# WORK TO COMPLETE
Read through the records below and copy each line that uses the word "time".

# STORED RECORDS
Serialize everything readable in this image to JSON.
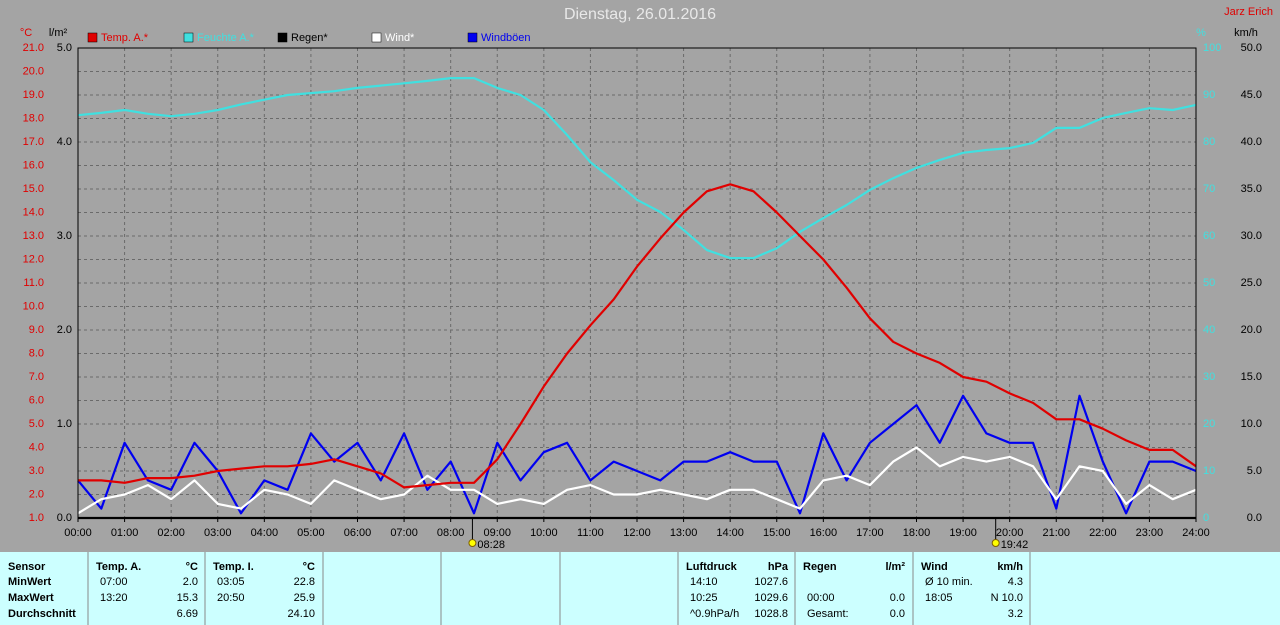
{
  "chart_data": {
    "type": "line",
    "title": "Dienstag, 26.01.2016",
    "author": "Jarz Erich",
    "ylabel": "°C",
    "y3label": "l/m²",
    "y4label": "%",
    "y2label": "km/h",
    "grid": true,
    "xlim": [
      0,
      24
    ],
    "xticks": [
      {
        "value": 0,
        "label": "00:00"
      },
      {
        "value": 1,
        "label": "01:00"
      },
      {
        "value": 2,
        "label": "02:00"
      },
      {
        "value": 3,
        "label": "03:00"
      },
      {
        "value": 4,
        "label": "04:00"
      },
      {
        "value": 5,
        "label": "05:00"
      },
      {
        "value": 6,
        "label": "06:00"
      },
      {
        "value": 7,
        "label": "07:00"
      },
      {
        "value": 8,
        "label": "08:00"
      },
      {
        "value": 9,
        "label": "09:00"
      },
      {
        "value": 10,
        "label": "10:00"
      },
      {
        "value": 11,
        "label": "11:00"
      },
      {
        "value": 12,
        "label": "12:00"
      },
      {
        "value": 13,
        "label": "13:00"
      },
      {
        "value": 14,
        "label": "14:00"
      },
      {
        "value": 15,
        "label": "15:00"
      },
      {
        "value": 16,
        "label": "16:00"
      },
      {
        "value": 17,
        "label": "17:00"
      },
      {
        "value": 18,
        "label": "18:00"
      },
      {
        "value": 19,
        "label": "19:00"
      },
      {
        "value": 20,
        "label": "20:00"
      },
      {
        "value": 21,
        "label": "21:00"
      },
      {
        "value": 22,
        "label": "22:00"
      },
      {
        "value": 23,
        "label": "23:00"
      },
      {
        "value": 24,
        "label": "24:00"
      }
    ],
    "ylim": [
      1,
      21
    ],
    "yticks": [
      {
        "value": 1,
        "label": "1.0"
      },
      {
        "value": 2,
        "label": "2.0"
      },
      {
        "value": 3,
        "label": "3.0"
      },
      {
        "value": 4,
        "label": "4.0"
      },
      {
        "value": 5,
        "label": "5.0"
      },
      {
        "value": 6,
        "label": "6.0"
      },
      {
        "value": 7,
        "label": "7.0"
      },
      {
        "value": 8,
        "label": "8.0"
      },
      {
        "value": 9,
        "label": "9.0"
      },
      {
        "value": 10,
        "label": "10.0"
      },
      {
        "value": 11,
        "label": "11.0"
      },
      {
        "value": 12,
        "label": "12.0"
      },
      {
        "value": 13,
        "label": "13.0"
      },
      {
        "value": 14,
        "label": "14.0"
      },
      {
        "value": 15,
        "label": "15.0"
      },
      {
        "value": 16,
        "label": "16.0"
      },
      {
        "value": 17,
        "label": "17.0"
      },
      {
        "value": 18,
        "label": "18.0"
      },
      {
        "value": 19,
        "label": "19.0"
      },
      {
        "value": 20,
        "label": "20.0"
      },
      {
        "value": 21,
        "label": "21.0"
      }
    ],
    "y3lim": [
      0,
      5
    ],
    "y3ticks": [
      {
        "value": 0,
        "label": "0.0"
      },
      {
        "value": 1,
        "label": "1.0"
      },
      {
        "value": 2,
        "label": "2.0"
      },
      {
        "value": 3,
        "label": "3.0"
      },
      {
        "value": 4,
        "label": "4.0"
      },
      {
        "value": 5,
        "label": "5.0"
      }
    ],
    "y4lim": [
      0,
      100
    ],
    "y4ticks": [
      0,
      10,
      20,
      30,
      40,
      50,
      60,
      70,
      80,
      90,
      100
    ],
    "y2lim": [
      0,
      50
    ],
    "y2ticks": [
      {
        "value": 0,
        "label": "0.0"
      },
      {
        "value": 5,
        "label": "5.0"
      },
      {
        "value": 10,
        "label": "10.0"
      },
      {
        "value": 15,
        "label": "15.0"
      },
      {
        "value": 20,
        "label": "20.0"
      },
      {
        "value": 25,
        "label": "25.0"
      },
      {
        "value": 30,
        "label": "30.0"
      },
      {
        "value": 35,
        "label": "35.0"
      },
      {
        "value": 40,
        "label": "40.0"
      },
      {
        "value": 45,
        "label": "45.0"
      },
      {
        "value": 50,
        "label": "50.0"
      }
    ],
    "x": [
      0,
      0.5,
      1,
      1.5,
      2,
      2.5,
      3,
      3.5,
      4,
      4.5,
      5,
      5.5,
      6,
      6.5,
      7,
      7.5,
      8,
      8.5,
      9,
      9.5,
      10,
      10.5,
      11,
      11.5,
      12,
      12.5,
      13,
      13.5,
      14,
      14.5,
      15,
      15.5,
      16,
      16.5,
      17,
      17.5,
      18,
      18.5,
      19,
      19.5,
      20,
      20.5,
      21,
      21.5,
      22,
      22.5,
      23,
      23.5,
      24
    ],
    "series": [
      {
        "name": "Temp. A.*",
        "color": "#e00000",
        "axis": "y",
        "values": [
          2.6,
          2.6,
          2.5,
          2.7,
          2.7,
          2.8,
          3.0,
          3.1,
          3.2,
          3.2,
          3.3,
          3.5,
          3.2,
          2.9,
          2.3,
          2.4,
          2.5,
          2.5,
          3.5,
          5.0,
          6.6,
          8.0,
          9.2,
          10.3,
          11.7,
          12.9,
          14.0,
          14.9,
          15.2,
          14.9,
          14.0,
          13.0,
          12.0,
          10.8,
          9.5,
          8.5,
          8.0,
          7.6,
          7.0,
          6.8,
          6.3,
          5.9,
          5.2,
          5.2,
          4.8,
          4.3,
          3.9,
          3.9,
          3.2
        ]
      },
      {
        "name": "Feuchte A.*",
        "color": "#40e0e0",
        "axis": "y4",
        "values": [
          85.7,
          86.2,
          86.8,
          86,
          85.5,
          86,
          86.8,
          88,
          89,
          90,
          90.4,
          90.8,
          91.5,
          92,
          92.5,
          93,
          93.6,
          93.6,
          91.5,
          90,
          86.8,
          81.5,
          75.7,
          71.9,
          67.7,
          65.1,
          61.3,
          57,
          55.3,
          55.3,
          57.4,
          60.9,
          63.8,
          66.6,
          69.8,
          72.3,
          74.5,
          76.2,
          77.7,
          78.3,
          78.7,
          79.8,
          83,
          83,
          85.1,
          86.2,
          87.2,
          86.8,
          87.9
        ]
      },
      {
        "name": "Regen*",
        "color": "#000000",
        "axis": "y3",
        "values": [
          0,
          0,
          0,
          0,
          0,
          0,
          0,
          0,
          0,
          0,
          0,
          0,
          0,
          0,
          0,
          0,
          0,
          0,
          0,
          0,
          0,
          0,
          0,
          0,
          0,
          0,
          0,
          0,
          0,
          0,
          0,
          0,
          0,
          0,
          0,
          0,
          0,
          0,
          0,
          0,
          0,
          0,
          0,
          0,
          0,
          0,
          0,
          0,
          0
        ]
      },
      {
        "name": "Wind*",
        "color": "#ffffff",
        "axis": "y2",
        "values": [
          0.5,
          2,
          2.5,
          3.5,
          2,
          4,
          1.5,
          1,
          3,
          2.5,
          1.5,
          4,
          3,
          2,
          2.5,
          4.5,
          3,
          3,
          1.5,
          2,
          1.5,
          3,
          3.5,
          2.5,
          2.5,
          3,
          2.5,
          2,
          3,
          3,
          2,
          1,
          4,
          4.5,
          3.5,
          6,
          7.5,
          5.5,
          6.5,
          6,
          6.5,
          5.5,
          2,
          5.5,
          5,
          1.5,
          3.5,
          2,
          3
        ]
      },
      {
        "name": "Windböen",
        "color": "#0000f0",
        "axis": "y2",
        "values": [
          4,
          1,
          8,
          4,
          3,
          8,
          5,
          0.5,
          4,
          3,
          9,
          6,
          8,
          4,
          9,
          3,
          6,
          0.5,
          8,
          4,
          7,
          8,
          4,
          6,
          5,
          4,
          6,
          6,
          7,
          6,
          6,
          0.5,
          9,
          4,
          8,
          10,
          12,
          8,
          13,
          9,
          8,
          8,
          1,
          13,
          6,
          0.5,
          6,
          6,
          5
        ]
      }
    ],
    "sun": [
      {
        "x": 8.467,
        "label": "08:28"
      },
      {
        "x": 19.7,
        "label": "19:42"
      }
    ]
  },
  "table": {
    "columns": [
      {
        "header": "Sensor",
        "rows": [
          "MinWert",
          "MaxWert",
          "Durchschnitt"
        ]
      },
      {
        "header": "Temp. A.",
        "unit": "°C",
        "rows": [
          {
            "time": "07:00",
            "value": "2.0"
          },
          {
            "time": "13:20",
            "value": "15.3"
          },
          {
            "value": "6.69"
          }
        ]
      },
      {
        "header": "Temp. I.",
        "unit": "°C",
        "rows": [
          {
            "time": "03:05",
            "value": "22.8"
          },
          {
            "time": "20:50",
            "value": "25.9"
          },
          {
            "value": "24.10"
          }
        ]
      },
      {
        "header": "Luftdruck",
        "unit": "hPa",
        "rows": [
          {
            "time": "14:10",
            "value": "1027.6"
          },
          {
            "time": "10:25",
            "value": "1029.6"
          },
          {
            "time": "^0.9hPa/h",
            "value": "1028.8"
          }
        ]
      },
      {
        "header": "Regen",
        "unit": "l/m²",
        "rows": [
          null,
          {
            "time": "00:00",
            "value": "0.0"
          },
          {
            "time": "Gesamt:",
            "value": "0.0"
          }
        ]
      },
      {
        "header": "Wind",
        "unit": "km/h",
        "rows": [
          {
            "time": "Ø 10 min.",
            "value": "4.3"
          },
          {
            "time": "18:05",
            "value": "N 10.0"
          },
          {
            "value": "3.2"
          }
        ]
      }
    ]
  }
}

# FULL ANSWER
            "time": "07:00",
            "time": "13:20",
            "time": "03:05",
            "time": "20:50",
            "time": "14:10",
            "time": "10:25",
            "time": "^0.9hPa/h",
            "time": "00:00",
            "time": "Gesamt:",
            "time": "Ø 10 min.",
            "time": "18:05",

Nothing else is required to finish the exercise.